### WORK TO DO
For every line in the records that has the word "jusqu", make a copy.

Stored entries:
....................
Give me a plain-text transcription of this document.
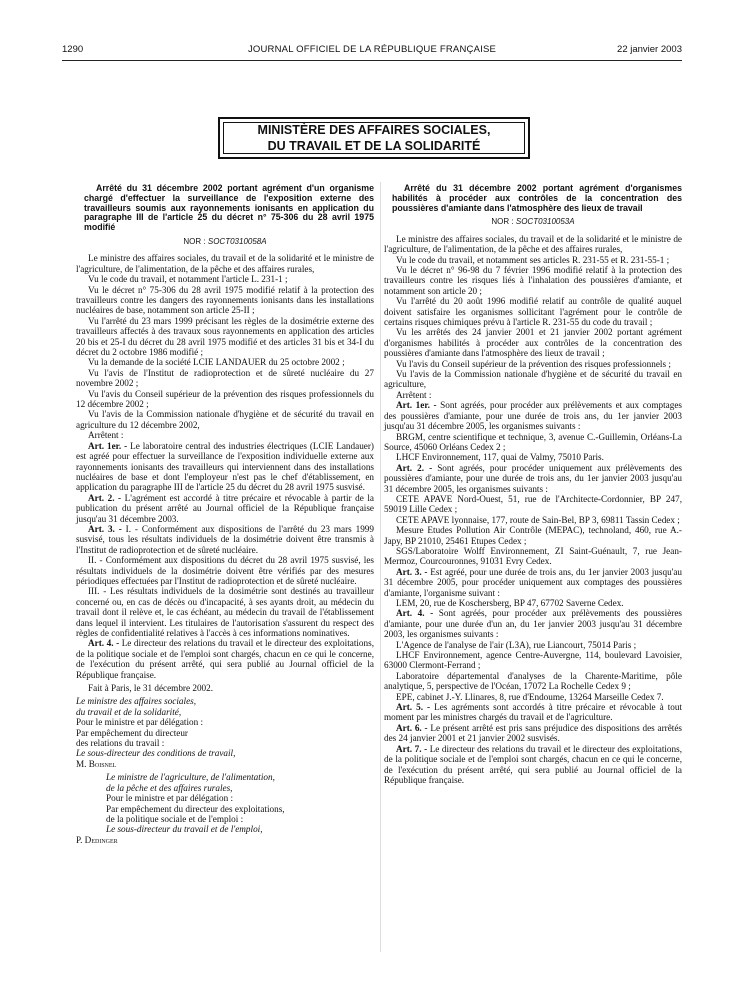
1290	JOURNAL OFFICIEL DE LA RÉPUBLIQUE FRANÇAISE	22 janvier 2003
MINISTÈRE DES AFFAIRES SOCIALES,
DU TRAVAIL ET DE LA SOLIDARITÉ

Arrêté du 31 décembre 2002 portant agrément d'un organisme chargé d'effectuer la surveillance de l'exposition externe des travailleurs soumis aux rayonnements ionisants en application du paragraphe III de l'article 25 du décret n° 75-306 du 28 avril 1975 modifié

NOR : SOCT0310058A

Le ministre des affaires sociales, du travail et de la solidarité et le ministre de l'agriculture, de l'alimentation, de la pêche et des affaires rurales,

Vu le code du travail, et notamment l'article L. 231-1 ;

Vu le décret n° 75-306 du 28 avril 1975 modifié relatif à la protection des travailleurs contre les dangers des rayonnements ionisants dans les installations nucléaires de base, notamment son article 25-II ;

Vu l'arrêté du 23 mars 1999 précisant les règles de la dosimétrie externe des travailleurs affectés à des travaux sous rayonnements en application des articles 20 bis et 25-I du décret du 28 avril 1975 modifié et des articles 31 bis et 34-I du décret du 2 octobre 1986 modifié ;

Vu la demande de la société LCIE LANDAUER du 25 octobre 2002 ;

Vu l'avis de l'Institut de radioprotection et de sûreté nucléaire du 27 novembre 2002 ;

Vu l'avis du Conseil supérieur de la prévention des risques professionnels du 12 décembre 2002 ;

Vu l'avis de la Commission nationale d'hygiène et de sécurité du travail en agriculture du 12 décembre 2002,

Arrêtent :

Art. 1er. - Le laboratoire central des industries électriques (LCIE Landauer) est agréé pour effectuer la surveillance de l'exposition individuelle externe aux rayonnements ionisants des travailleurs qui interviennent dans des installations nucléaires de base et dont l'employeur n'est pas le chef d'établissement, en application du paragraphe III de l'article 25 du décret du 28 avril 1975 susvisé.

Art. 2. - L'agrément est accordé à titre précaire et révocable à partir de la publication du présent arrêté au Journal officiel de la République française jusqu'au 31 décembre 2003.

Art. 3. - I. - Conformément aux dispositions de l'arrêté du 23 mars 1999 susvisé, tous les résultats individuels de la dosimétrie doivent être transmis à l'Institut de radioprotection et de sûreté nucléaire.

II. - Conformément aux dispositions du décret du 28 avril 1975 susvisé, les résultats individuels de la dosimétrie doivent être vérifiés par des mesures périodiques effectuées par l'Institut de radioprotection et de sûreté nucléaire.

III. - Les résultats individuels de la dosimétrie sont destinés au travailleur concerné ou, en cas de décès ou d'incapacité, à ses ayants droit, au médecin du travail dont il relève et, le cas échéant, au médecin du travail de l'établissement dans lequel il intervient. Les titulaires de l'autorisation s'assurent du respect des règles de confidentialité relatives à l'accès à ces informations nominatives.

Art. 4. - Le directeur des relations du travail et le directeur des exploitations, de la politique sociale et de l'emploi sont chargés, chacun en ce qui le concerne, de l'exécution du présent arrêté, qui sera publié au Journal officiel de la République française.

Fait à Paris, le 31 décembre 2002.

Le ministre des affaires sociales,

du travail et de la solidarité,

Pour le ministre et par délégation :

Par empêchement du directeur

des relations du travail :

Le sous-directeur des conditions de travail,

M. Boisnel

Le ministre de l'agriculture, de l'alimentation,

de la pêche et des affaires rurales,

Pour le ministre et par délégation :

Par empêchement du directeur des exploitations,

de la politique sociale et de l'emploi :

Le sous-directeur du travail et de l'emploi,

P. Dedinger

Arrêté du 31 décembre 2002 portant agrément d'organismes habilités à procéder aux contrôles de la concentration des poussières d'amiante dans l'atmosphère des lieux de travail

NOR : SOCT0310053A

Le ministre des affaires sociales, du travail et de la solidarité et le ministre de l'agriculture, de l'alimentation, de la pêche et des affaires rurales,

Vu le code du travail, et notamment ses articles R. 231-55 et R. 231-55-1 ;

Vu le décret n° 96-98 du 7 février 1996 modifié relatif à la protection des travailleurs contre les risques liés à l'inhalation des poussières d'amiante, et notamment son article 20 ;

Vu l'arrêté du 20 août 1996 modifié relatif au contrôle de qualité auquel doivent satisfaire les organismes sollicitant l'agrément pour le contrôle de certains risques chimiques prévu à l'article R. 231-55 du code du travail ;

Vu les arrêtés des 24 janvier 2001 et 21 janvier 2002 portant agrément d'organismes habilités à procéder aux contrôles de la concentration des poussières d'amiante dans l'atmosphère des lieux de travail ;

Vu l'avis du Conseil supérieur de la prévention des risques professionnels ;

Vu l'avis de la Commission nationale d'hygiène et de sécurité du travail en agriculture,

Arrêtent :

Art. 1er. - Sont agréés, pour procéder aux prélèvements et aux comptages des poussières d'amiante, pour une durée de trois ans, du 1er janvier 2003 jusqu'au 31 décembre 2005, les organismes suivants :

BRGM, centre scientifique et technique, 3, avenue C.-Guillemin, Orléans-La Source, 45060 Orléans Cedex 2 ;

LHCF Environnement, 117, quai de Valmy, 75010 Paris.

Art. 2. - Sont agréés, pour procéder uniquement aux prélèvements des poussières d'amiante, pour une durée de trois ans, du 1er janvier 2003 jusqu'au 31 décembre 2005, les organismes suivants :

CETE APAVE Nord-Ouest, 51, rue de l'Architecte-Cordonnier, BP 247, 59019 Lille Cedex ;

CETE APAVE lyonnaise, 177, route de Sain-Bel, BP 3, 69811 Tassin Cedex ;

Mesure Etudes Pollution Air Contrôle (MEPAC), technoland, 460, rue A.-Japy, BP 21010, 25461 Etupes Cedex ;

SGS/Laboratoire Wolff Environnement, ZI Saint-Guénault, 7, rue Jean-Mermoz, Courcouronnes, 91031 Evry Cedex.

Art. 3. - Est agréé, pour une durée de trois ans, du 1er janvier 2003 jusqu'au 31 décembre 2005, pour procéder uniquement aux comptages des poussières d'amiante, l'organisme suivant :

LEM, 20, rue de Koschersberg, BP 47, 67702 Saverne Cedex.

Art. 4. - Sont agréés, pour procéder aux prélèvements des poussières d'amiante, pour une durée d'un an, du 1er janvier 2003 jusqu'au 31 décembre 2003, les organismes suivants :

L'Agence de l'analyse de l'air (L3A), rue Liancourt, 75014 Paris ;

LHCF Environnement, agence Centre-Auvergne, 114, boulevard Lavoisier, 63000 Clermont-Ferrand ;

Laboratoire départemental d'analyses de la Charente-Maritime, pôle analytique, 5, perspective de l'Océan, 17072 La Rochelle Cedex 9 ;

EPE, cabinet J.-Y. Llinares, 8, rue d'Endoume, 13264 Marseille Cedex 7.

Art. 5. - Les agréments sont accordés à titre précaire et révocable à tout moment par les ministres chargés du travail et de l'agriculture.

Art. 6. - Le présent arrêté est pris sans préjudice des dispositions des arrêtés des 24 janvier 2001 et 21 janvier 2002 susvisés.

Art. 7. - Le directeur des relations du travail et le directeur des exploitations, de la politique sociale et de l'emploi sont chargés, chacun en ce qui le concerne, de l'exécution du présent arrêté, qui sera publié au Journal officiel de la République française.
....................
### SOLUTION TO THE PROBLEM
Art. 2. - L'agrément est accordé à titre précaire et révocable à partir de la publication du présent arrêté au Journal officiel de la République française jusqu'au 31 décembre 2003.
Art. 1er. - Sont agréés, pour procéder aux prélèvements et aux comptages des poussières d'amiante, pour une durée de trois ans, du 1er janvier 2003 jusqu'au 31 décembre 2005, les organismes suivants :
Art. 2. - Sont agréés, pour procéder uniquement aux prélèvements des poussières d'amiante, pour une durée de trois ans, du 1er janvier 2003 jusqu'au 31 décembre 2005, les organismes suivants :
Art. 3. - Est agréé, pour une durée de trois ans, du 1er janvier 2003 jusqu'au 31 décembre 2005, pour procéder uniquement aux comptages des poussières d'amiante, l'organisme suivant :
Art. 4. - Sont agréés, pour procéder aux prélèvements des poussières d'amiante, pour une durée d'un an, du 1er janvier 2003 jusqu'au 31 décembre 2003, les organismes suivants :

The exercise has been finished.